**TASK INSTRUCTIONS:** Check every line below for the word "Boat" and show those that hold it.
Begin ITEMS
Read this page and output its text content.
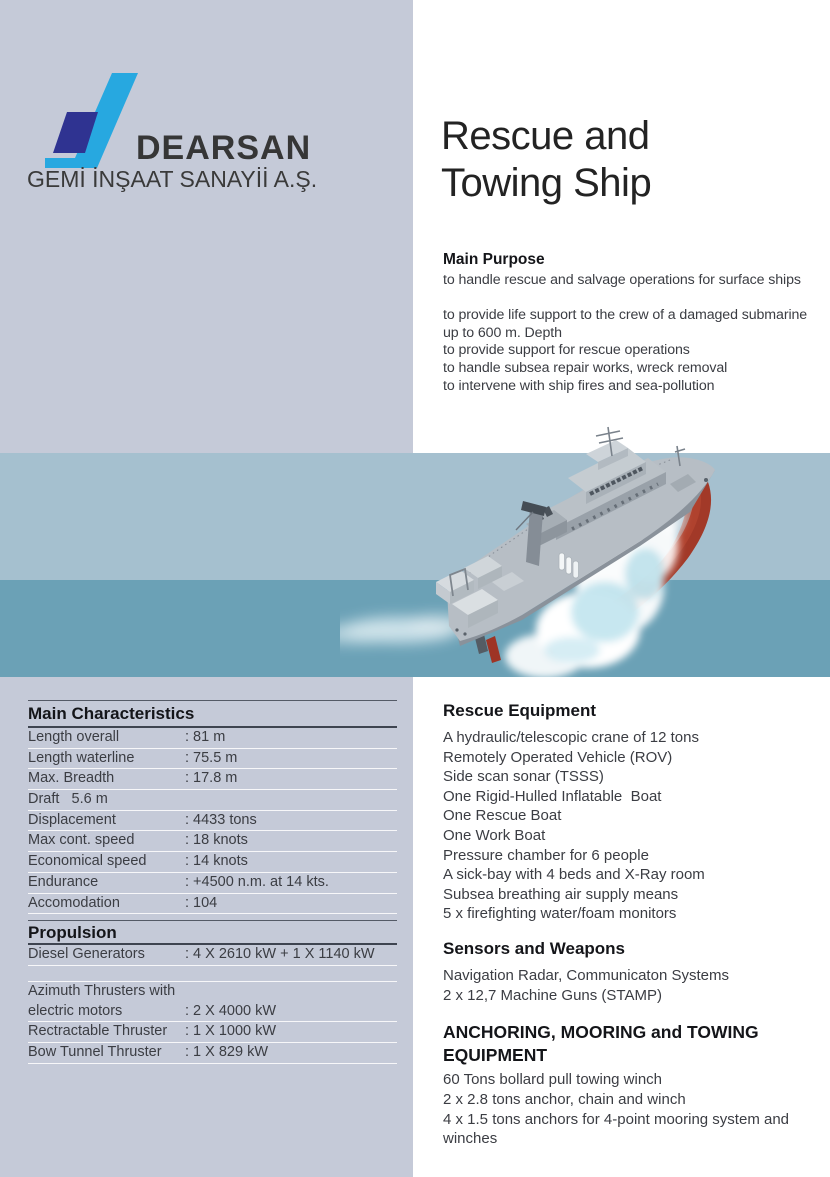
DEARSAN
GEMİ İNŞAAT SANAYİİ A.Ş.
Rescue and
Towing Ship
Main Purpose
to handle rescue and salvage operations for surface ships
to provide life support to the crew of a damaged submarine
up to 600 m. Depth
to provide support for rescue operations
to handle subsea repair works, wreck removal
to intervene with ship fires and sea-pollution
Main Characteristics
Length overall	: 81 m
Length waterline	: 75.5 m
Max. Breadth	: 17.8 m
Draft   5.6 m
Displacement	: 4433 tons
Max cont. speed	: 18 knots
Economical speed	: 14 knots
Endurance	: +4500 n.m. at 14 kts.
Accomodation	: 104
Propulsion
Diesel Generators	: 4 X 2610 kW + 1 X 1140 kW
Azimuth Thrusters with
electric motors	: 2 X 4000 kW
Rectractable Thruster	: 1 X 1000 kW
Bow Tunnel Thruster	: 1 X 829 kW
Rescue Equipment
A hydraulic/telescopic crane of 12 tons
Remotely Operated Vehicle (ROV)
Side scan sonar (TSSS)
One Rigid-Hulled Inflatable  Boat
One Rescue Boat
One Work Boat
Pressure chamber for 6 people
A sick-bay with 4 beds and X-Ray room
Subsea breathing air supply means
5 x firefighting water/foam monitors
Sensors and Weapons
Navigation Radar, Communicaton Systems
2 x 12,7 Machine Guns (STAMP)
ANCHORING, MOORING and TOWING
EQUIPMENT
60 Tons bollard pull towing winch
2 x 2.8 tons anchor, chain and winch
4 x 1.5 tons anchors for 4-point mooring system and winches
End ITEMS
**RESPONSE FOR THIS EXERCISE:**
One Rigid-Hulled Inflatable  Boat
One Rescue Boat
One Work Boat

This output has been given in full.